___ Entries shown
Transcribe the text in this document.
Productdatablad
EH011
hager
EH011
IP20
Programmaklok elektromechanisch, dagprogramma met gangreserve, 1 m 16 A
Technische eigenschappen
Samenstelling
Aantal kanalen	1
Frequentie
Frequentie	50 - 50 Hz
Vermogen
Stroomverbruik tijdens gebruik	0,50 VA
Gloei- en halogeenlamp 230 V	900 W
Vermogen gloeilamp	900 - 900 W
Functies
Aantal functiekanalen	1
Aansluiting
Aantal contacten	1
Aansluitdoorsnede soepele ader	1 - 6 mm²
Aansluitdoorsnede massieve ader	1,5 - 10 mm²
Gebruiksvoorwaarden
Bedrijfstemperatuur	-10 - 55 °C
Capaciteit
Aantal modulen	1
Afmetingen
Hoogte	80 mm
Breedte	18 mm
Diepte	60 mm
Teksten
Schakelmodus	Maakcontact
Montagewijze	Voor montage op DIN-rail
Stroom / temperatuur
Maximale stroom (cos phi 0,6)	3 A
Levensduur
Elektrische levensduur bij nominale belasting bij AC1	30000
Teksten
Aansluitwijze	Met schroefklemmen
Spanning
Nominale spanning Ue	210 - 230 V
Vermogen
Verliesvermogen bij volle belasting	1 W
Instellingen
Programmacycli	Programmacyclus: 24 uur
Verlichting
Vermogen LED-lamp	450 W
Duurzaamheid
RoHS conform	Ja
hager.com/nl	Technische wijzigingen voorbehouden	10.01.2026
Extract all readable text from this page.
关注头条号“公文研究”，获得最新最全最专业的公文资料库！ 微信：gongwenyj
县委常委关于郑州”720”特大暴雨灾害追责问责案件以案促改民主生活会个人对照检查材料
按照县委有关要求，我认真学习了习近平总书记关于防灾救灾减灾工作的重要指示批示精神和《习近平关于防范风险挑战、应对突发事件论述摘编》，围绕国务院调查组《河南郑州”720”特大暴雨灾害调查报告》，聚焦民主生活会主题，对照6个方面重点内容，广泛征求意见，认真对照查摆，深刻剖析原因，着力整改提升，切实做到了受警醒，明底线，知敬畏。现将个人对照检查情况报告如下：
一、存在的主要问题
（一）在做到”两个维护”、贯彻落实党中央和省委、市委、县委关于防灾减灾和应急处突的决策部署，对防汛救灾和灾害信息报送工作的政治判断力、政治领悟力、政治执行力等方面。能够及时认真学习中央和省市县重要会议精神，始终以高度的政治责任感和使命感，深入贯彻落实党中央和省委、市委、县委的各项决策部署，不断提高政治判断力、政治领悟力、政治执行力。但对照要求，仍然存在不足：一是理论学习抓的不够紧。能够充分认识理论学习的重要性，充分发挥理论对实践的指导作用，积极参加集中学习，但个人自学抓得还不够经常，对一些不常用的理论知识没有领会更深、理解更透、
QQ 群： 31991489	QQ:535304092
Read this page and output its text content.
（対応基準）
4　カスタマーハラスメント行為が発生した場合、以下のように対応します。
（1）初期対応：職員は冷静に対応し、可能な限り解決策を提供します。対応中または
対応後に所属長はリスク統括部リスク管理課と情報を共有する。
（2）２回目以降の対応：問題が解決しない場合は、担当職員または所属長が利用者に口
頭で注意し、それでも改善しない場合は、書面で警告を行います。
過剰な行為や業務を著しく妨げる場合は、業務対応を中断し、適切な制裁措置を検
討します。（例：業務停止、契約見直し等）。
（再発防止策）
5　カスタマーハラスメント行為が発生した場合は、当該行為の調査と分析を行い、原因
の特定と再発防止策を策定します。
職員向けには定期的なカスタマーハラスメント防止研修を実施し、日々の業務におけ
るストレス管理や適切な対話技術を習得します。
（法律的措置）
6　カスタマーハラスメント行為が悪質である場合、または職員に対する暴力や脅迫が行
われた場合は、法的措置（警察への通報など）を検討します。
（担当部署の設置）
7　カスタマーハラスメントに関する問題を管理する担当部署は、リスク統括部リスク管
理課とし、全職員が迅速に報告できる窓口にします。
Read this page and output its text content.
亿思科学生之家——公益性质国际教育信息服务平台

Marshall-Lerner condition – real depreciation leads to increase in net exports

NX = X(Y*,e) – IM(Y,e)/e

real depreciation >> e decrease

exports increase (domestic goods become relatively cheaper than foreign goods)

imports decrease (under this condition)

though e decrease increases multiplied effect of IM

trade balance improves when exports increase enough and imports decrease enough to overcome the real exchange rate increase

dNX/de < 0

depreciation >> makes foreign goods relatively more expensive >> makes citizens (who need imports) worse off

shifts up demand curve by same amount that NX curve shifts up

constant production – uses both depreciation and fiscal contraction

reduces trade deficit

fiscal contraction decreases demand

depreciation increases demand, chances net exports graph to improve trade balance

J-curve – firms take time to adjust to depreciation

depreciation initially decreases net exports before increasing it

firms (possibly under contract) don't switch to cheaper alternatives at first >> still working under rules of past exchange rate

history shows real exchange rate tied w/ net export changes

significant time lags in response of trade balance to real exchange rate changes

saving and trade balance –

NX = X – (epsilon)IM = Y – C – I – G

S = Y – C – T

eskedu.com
______
> **Exercise description**:
Search the entries for the word "fiscal" and copy every line that has it.

> **Answer to the task**:
constant production – uses both depreciation and fiscal contraction
fiscal contraction decreases demand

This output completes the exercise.